# EXERCISE GOAL:
Exclude any images and output the remaining records exactly.

# DATA ROWS:
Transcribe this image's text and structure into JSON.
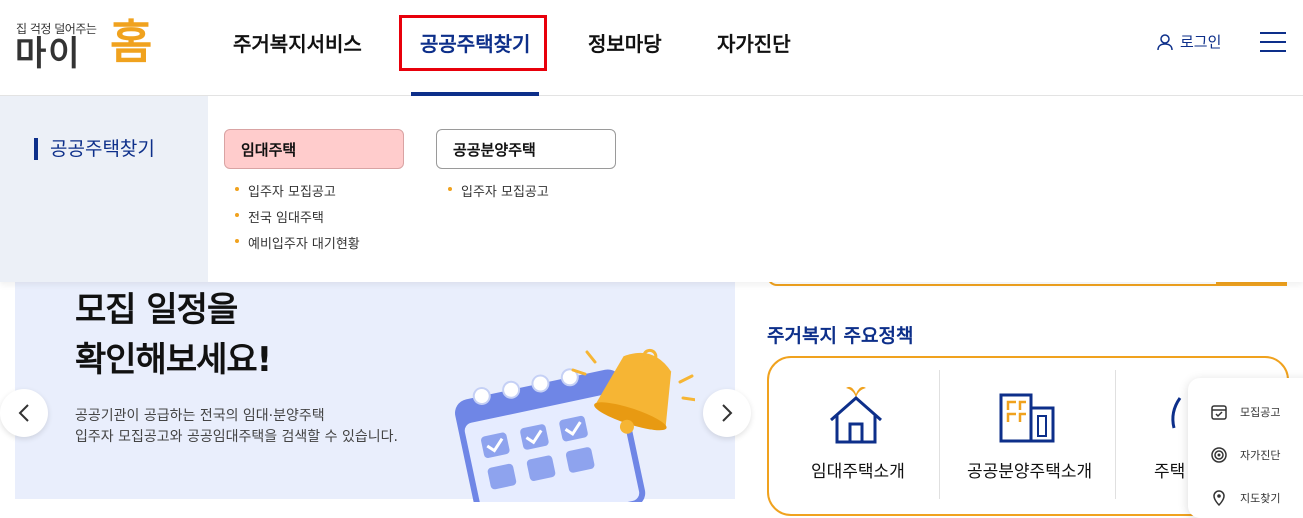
{
  "header": {
    "logo_tagline": "집 걱정 덜어주는",
    "logo_name": "마이",
    "logo_home": "홈",
    "nav": [
      "주거복지서비스",
      "공공주택찾기",
      "정보마당",
      "자가진단"
    ],
    "login_label": "로그인"
  },
  "mega_menu": {
    "section_title": "공공주택찾기",
    "categories": [
      {
        "label": "임대주택",
        "items": [
          "입주자 모집공고",
          "전국 임대주택",
          "예비입주자 대기현황"
        ]
      },
      {
        "label": "공공분양주택",
        "items": [
          "입주자 모집공고"
        ]
      }
    ]
  },
  "hero": {
    "headline_1": "모집 일정을",
    "headline_2": "확인해보세요!",
    "desc_1": "공공기관이 공급하는 전국의 임대·분양주택",
    "desc_2": "입주자 모집공고와 공공임대주택을 검색할 수 있습니다."
  },
  "policy": {
    "title": "주거복지 주요정책",
    "cards": [
      "임대주택소개",
      "공공분양주택소개",
      "주택"
    ]
  },
  "quick_menu": [
    "모집공고",
    "자가진단",
    "지도찾기"
  ],
  "colors": {
    "brand_navy": "#0d2f8a",
    "brand_orange": "#f0a21e",
    "highlight_red": "#e8000b",
    "rent_pink": "#ffcccc"
  }
}
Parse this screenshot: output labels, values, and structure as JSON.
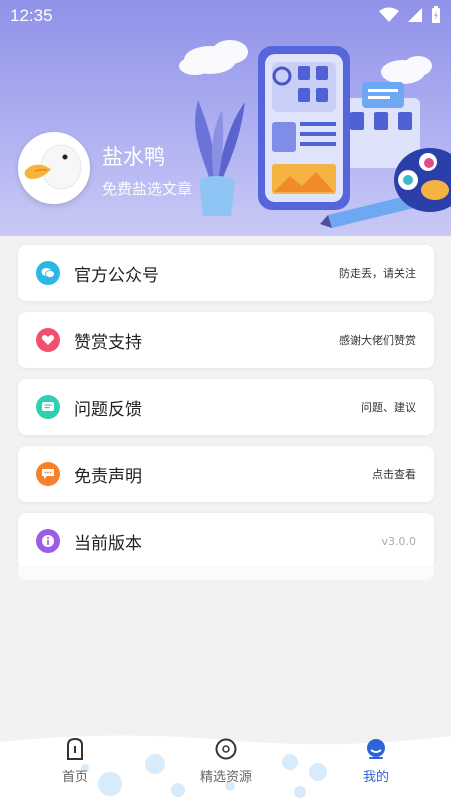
{
  "status_bar": {
    "time": "12:35"
  },
  "profile": {
    "name": "盐水鸭",
    "subtitle": "免费盐选文章"
  },
  "menu": [
    {
      "title": "官方公众号",
      "note": "防走丢，请关注",
      "icon": "wechat-icon",
      "color": "#2db7e6"
    },
    {
      "title": "赞赏支持",
      "note": "感谢大佬们赞赏",
      "icon": "heart-icon",
      "color": "#f0506e"
    },
    {
      "title": "问题反馈",
      "note": "问题、建议",
      "icon": "feedback-icon",
      "color": "#2fcfb0"
    },
    {
      "title": "免责声明",
      "note": "点击查看",
      "icon": "message-icon",
      "color": "#f5822a"
    },
    {
      "title": "当前版本",
      "note": "v3.0.0",
      "icon": "info-icon",
      "color": "#9b5ce6"
    }
  ],
  "nav": {
    "home": "首页",
    "resources": "精选资源",
    "mine": "我的",
    "active_color": "#2f63d8"
  }
}
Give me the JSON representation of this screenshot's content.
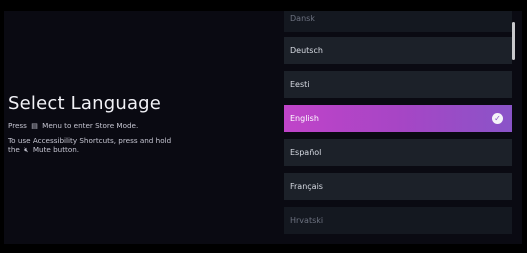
{
  "page": {
    "title": "Select Language",
    "store_mode_text_prefix": "Press",
    "store_mode_icon": "menu-icon",
    "store_mode_text_suffix": "Menu to enter Store Mode.",
    "accessibility_text_line1": "To use Accessibility Shortcuts, press and hold",
    "accessibility_text_prefix": "the",
    "accessibility_icon": "mute-icon",
    "accessibility_text_suffix": "Mute button."
  },
  "languages": [
    {
      "label": "Dansk",
      "state": "faded"
    },
    {
      "label": "Deutsch",
      "state": "normal"
    },
    {
      "label": "Eesti",
      "state": "normal"
    },
    {
      "label": "English",
      "state": "selected"
    },
    {
      "label": "Español",
      "state": "normal"
    },
    {
      "label": "Français",
      "state": "normal"
    },
    {
      "label": "Hrvatski",
      "state": "faded"
    }
  ],
  "colors": {
    "selected_gradient_start": "#c044c9",
    "selected_gradient_end": "#8a54c8",
    "item_background": "#1c2129",
    "screen_background": "#0a0a12"
  }
}
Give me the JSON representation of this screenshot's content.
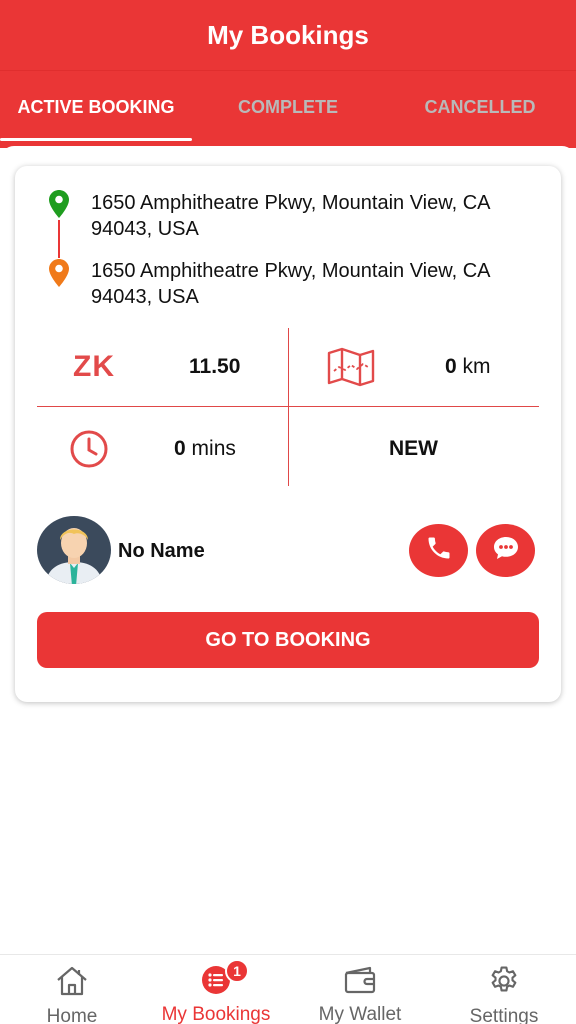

# SOLUTION FOR THIS PROBLEM:
Transcribe this image's text and structure into JSON.
{
  "header": {
    "logo_tagline": "집 걱정 덜어주는",
    "logo_name": "마이",
    "logo_home": "홈",
    "nav": [
      "주거복지서비스",
      "공공주택찾기",
      "정보마당",
      "자가진단"
    ],
    "login_label": "로그인"
  },
  "mega_menu": {
    "section_title": "공공주택찾기",
    "categories": [
      {
        "label": "임대주택",
        "items": [
          "입주자 모집공고",
          "전국 임대주택",
          "예비입주자 대기현황"
        ]
      },
      {
        "label": "공공분양주택",
        "items": [
          "입주자 모집공고"
        ]
      }
    ]
  },
  "hero": {
    "headline_1": "모집 일정을",
    "headline_2": "확인해보세요!",
    "desc_1": "공공기관이 공급하는 전국의 임대·분양주택",
    "desc_2": "입주자 모집공고와 공공임대주택을 검색할 수 있습니다."
  },
  "policy": {
    "title": "주거복지 주요정책",
    "cards": [
      "임대주택소개",
      "공공분양주택소개",
      "주택"
    ]
  },
  "quick_menu": [
    "모집공고",
    "자가진단",
    "지도찾기"
  ],
  "colors": {
    "brand_navy": "#0d2f8a",
    "brand_orange": "#f0a21e",
    "highlight_red": "#e8000b",
    "rent_pink": "#ffcccc"
  }
}
Parse this screenshot: output labels, values, and structure as JSON.
{
  "status_bar": {
    "time": "12:35"
  },
  "profile": {
    "name": "盐水鸭",
    "subtitle": "免费盐选文章"
  },
  "menu": [
    {
      "title": "官方公众号",
      "note": "防走丢，请关注",
      "icon": "wechat-icon",
      "color": "#2db7e6"
    },
    {
      "title": "赞赏支持",
      "note": "感谢大佬们赞赏",
      "icon": "heart-icon",
      "color": "#f0506e"
    },
    {
      "title": "问题反馈",
      "note": "问题、建议",
      "icon": "feedback-icon",
      "color": "#2fcfb0"
    },
    {
      "title": "免责声明",
      "note": "点击查看",
      "icon": "message-icon",
      "color": "#f5822a"
    },
    {
      "title": "当前版本",
      "note": "v3.0.0",
      "icon": "info-icon",
      "color": "#9b5ce6"
    }
  ],
  "nav": {
    "home": "首页",
    "resources": "精选资源",
    "mine": "我的",
    "active_color": "#2f63d8"
  }
}
Give me the JSON representation of this screenshot's content.
{
  "page": {
    "title": "Select Language",
    "store_mode_text_prefix": "Press",
    "store_mode_icon": "menu-icon",
    "store_mode_text_suffix": "Menu to enter Store Mode.",
    "accessibility_text_line1": "To use Accessibility Shortcuts, press and hold",
    "accessibility_text_prefix": "the",
    "accessibility_icon": "mute-icon",
    "accessibility_text_suffix": "Mute button."
  },
  "languages": [
    {
      "label": "Dansk",
      "state": "faded"
    },
    {
      "label": "Deutsch",
      "state": "normal"
    },
    {
      "label": "Eesti",
      "state": "normal"
    },
    {
      "label": "English",
      "state": "selected"
    },
    {
      "label": "Español",
      "state": "normal"
    },
    {
      "label": "Français",
      "state": "normal"
    },
    {
      "label": "Hrvatski",
      "state": "faded"
    }
  ],
  "colors": {
    "selected_gradient_start": "#c044c9",
    "selected_gradient_end": "#8a54c8",
    "item_background": "#1c2129",
    "screen_background": "#0a0a12"
  }
}
Give me the JSON representation of this screenshot's content.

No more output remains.